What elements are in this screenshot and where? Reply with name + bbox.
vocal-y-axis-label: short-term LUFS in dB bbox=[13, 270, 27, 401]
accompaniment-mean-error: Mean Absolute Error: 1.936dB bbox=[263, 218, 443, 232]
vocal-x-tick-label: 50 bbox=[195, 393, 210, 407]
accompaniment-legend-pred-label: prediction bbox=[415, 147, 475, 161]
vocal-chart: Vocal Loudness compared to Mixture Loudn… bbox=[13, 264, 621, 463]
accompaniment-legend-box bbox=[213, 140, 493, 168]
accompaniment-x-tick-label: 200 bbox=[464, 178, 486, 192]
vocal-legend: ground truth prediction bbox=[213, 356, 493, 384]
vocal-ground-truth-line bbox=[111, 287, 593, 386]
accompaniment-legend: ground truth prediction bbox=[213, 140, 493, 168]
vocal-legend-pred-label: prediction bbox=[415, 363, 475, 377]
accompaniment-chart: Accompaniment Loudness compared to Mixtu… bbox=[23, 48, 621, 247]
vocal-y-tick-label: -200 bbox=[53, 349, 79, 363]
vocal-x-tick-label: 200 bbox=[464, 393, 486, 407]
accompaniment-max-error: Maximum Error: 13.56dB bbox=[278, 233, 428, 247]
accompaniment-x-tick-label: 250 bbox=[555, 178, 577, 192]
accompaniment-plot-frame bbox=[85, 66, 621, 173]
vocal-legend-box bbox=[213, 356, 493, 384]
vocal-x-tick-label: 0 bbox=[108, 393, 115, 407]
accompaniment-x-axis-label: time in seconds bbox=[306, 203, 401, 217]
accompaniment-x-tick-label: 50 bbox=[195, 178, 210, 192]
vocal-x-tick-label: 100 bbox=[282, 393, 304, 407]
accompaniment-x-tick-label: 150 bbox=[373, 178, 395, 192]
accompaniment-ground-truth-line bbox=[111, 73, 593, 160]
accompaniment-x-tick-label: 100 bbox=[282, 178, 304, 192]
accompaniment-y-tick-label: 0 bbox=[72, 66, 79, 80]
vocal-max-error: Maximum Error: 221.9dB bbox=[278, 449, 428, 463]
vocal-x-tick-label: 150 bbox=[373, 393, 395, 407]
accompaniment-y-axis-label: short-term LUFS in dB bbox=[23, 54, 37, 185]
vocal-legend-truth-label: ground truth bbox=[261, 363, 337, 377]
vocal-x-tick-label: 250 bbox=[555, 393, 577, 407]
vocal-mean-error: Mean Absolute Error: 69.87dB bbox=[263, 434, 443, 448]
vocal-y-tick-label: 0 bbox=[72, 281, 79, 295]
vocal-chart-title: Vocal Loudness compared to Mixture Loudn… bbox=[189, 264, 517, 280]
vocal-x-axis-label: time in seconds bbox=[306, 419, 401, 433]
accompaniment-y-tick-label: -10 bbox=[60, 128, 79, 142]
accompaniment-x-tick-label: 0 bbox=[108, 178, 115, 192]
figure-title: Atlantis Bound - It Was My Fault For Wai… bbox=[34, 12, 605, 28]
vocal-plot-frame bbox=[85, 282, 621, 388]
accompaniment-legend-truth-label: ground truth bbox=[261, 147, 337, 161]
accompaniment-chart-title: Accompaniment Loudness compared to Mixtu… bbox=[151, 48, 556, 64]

▸ WHAT YOU SHOULD DO
Give the rows above, from the first one through the one containing "147, 475, 161]", as a numbered list, leaving out any blank lines.

▸ EXERCISE OUTPUT
1. What elements are in this screenshot and where? Reply with name + bbox.
2. vocal-y-axis-label: short-term LUFS in dB bbox=[13, 270, 27, 401]
3. accompaniment-mean-error: Mean Absolute Error: 1.936dB bbox=[263, 218, 443, 232]
4. vocal-x-tick-label: 50 bbox=[195, 393, 210, 407]
5. accompaniment-legend-pred-label: prediction bbox=[415, 147, 475, 161]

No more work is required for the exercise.